[GIVEN REQUEST] Return each line of the data below verbatim; pictures are to be left out.

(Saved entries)

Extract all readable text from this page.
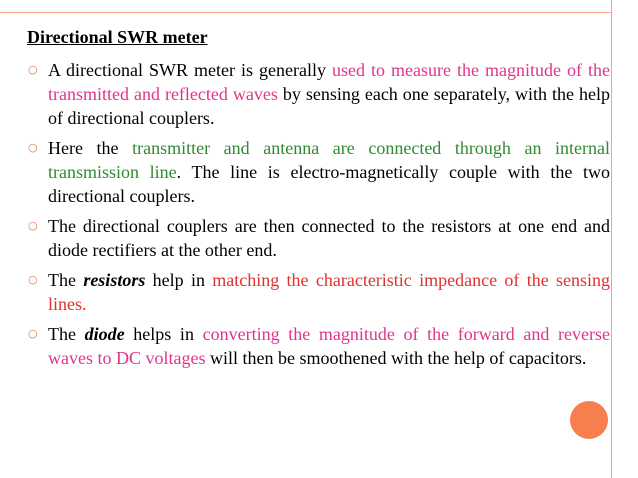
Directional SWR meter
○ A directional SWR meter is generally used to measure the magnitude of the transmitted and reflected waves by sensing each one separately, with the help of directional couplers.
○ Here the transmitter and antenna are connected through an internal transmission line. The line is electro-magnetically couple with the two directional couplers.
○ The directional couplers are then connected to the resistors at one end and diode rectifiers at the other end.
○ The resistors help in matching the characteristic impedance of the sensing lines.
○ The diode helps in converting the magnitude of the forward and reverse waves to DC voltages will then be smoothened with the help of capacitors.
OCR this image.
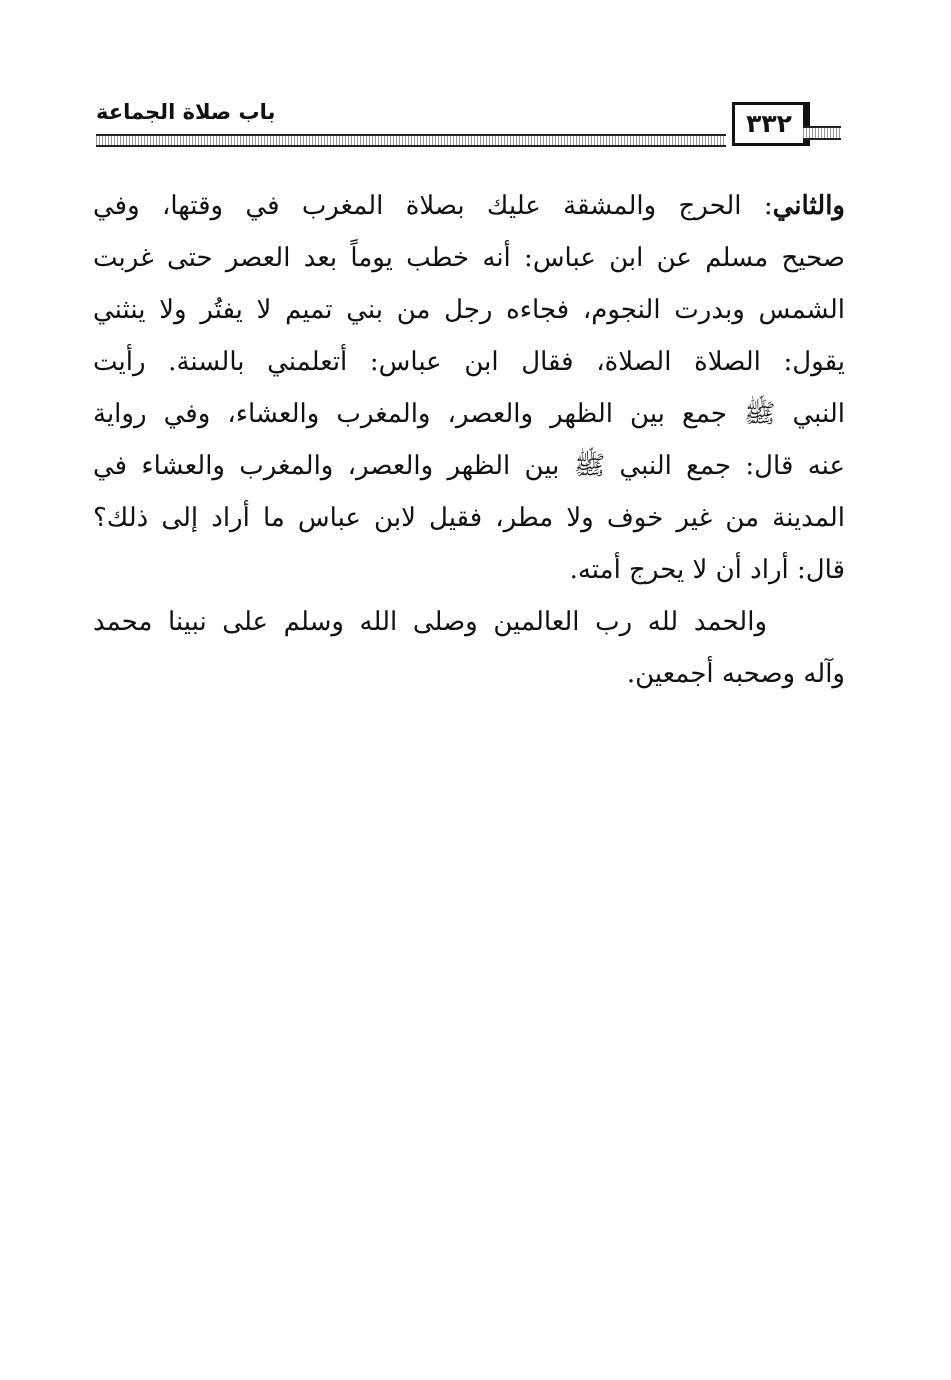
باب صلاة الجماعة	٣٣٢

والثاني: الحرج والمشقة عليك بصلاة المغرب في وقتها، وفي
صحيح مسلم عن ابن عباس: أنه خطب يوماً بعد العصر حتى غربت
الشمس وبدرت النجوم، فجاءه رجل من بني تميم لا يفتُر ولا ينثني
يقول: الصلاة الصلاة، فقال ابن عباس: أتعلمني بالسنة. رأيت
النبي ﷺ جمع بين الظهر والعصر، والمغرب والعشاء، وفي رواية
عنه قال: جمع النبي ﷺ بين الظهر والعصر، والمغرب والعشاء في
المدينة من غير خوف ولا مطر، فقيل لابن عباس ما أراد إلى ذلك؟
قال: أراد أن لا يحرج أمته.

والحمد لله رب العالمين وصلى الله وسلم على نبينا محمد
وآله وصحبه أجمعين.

[SOLVED EXERCISE]
Extract all readable text from this page.
Directional SWR meter
○ A directional SWR meter is generally used to measure the magnitude of the transmitted and reflected waves by sensing each one separately, with the help of directional couplers.
○ Here the transmitter and antenna are connected through an internal transmission line. The line is electro-magnetically couple with the two directional couplers.
○ The directional couplers are then connected to the resistors at one end and diode rectifiers at the other end.
○ The resistors help in matching the characteristic impedance of the sensing lines.
○ The diode helps in converting the magnitude of the forward and reverse waves to DC voltages will then be smoothened with the help of capacitors.
OCR this image.
باب صلاة الجماعة	٣٣٢

والثاني: الحرج والمشقة عليك بصلاة المغرب في وقتها، وفي
صحيح مسلم عن ابن عباس: أنه خطب يوماً بعد العصر حتى غربت
الشمس وبدرت النجوم، فجاءه رجل من بني تميم لا يفتُر ولا ينثني
يقول: الصلاة الصلاة، فقال ابن عباس: أتعلمني بالسنة. رأيت
النبي ﷺ جمع بين الظهر والعصر، والمغرب والعشاء، وفي رواية
عنه قال: جمع النبي ﷺ بين الظهر والعصر، والمغرب والعشاء في
المدينة من غير خوف ولا مطر، فقيل لابن عباس ما أراد إلى ذلك؟
قال: أراد أن لا يحرج أمته.

والحمد لله رب العالمين وصلى الله وسلم على نبينا محمد
وآله وصحبه أجمعين.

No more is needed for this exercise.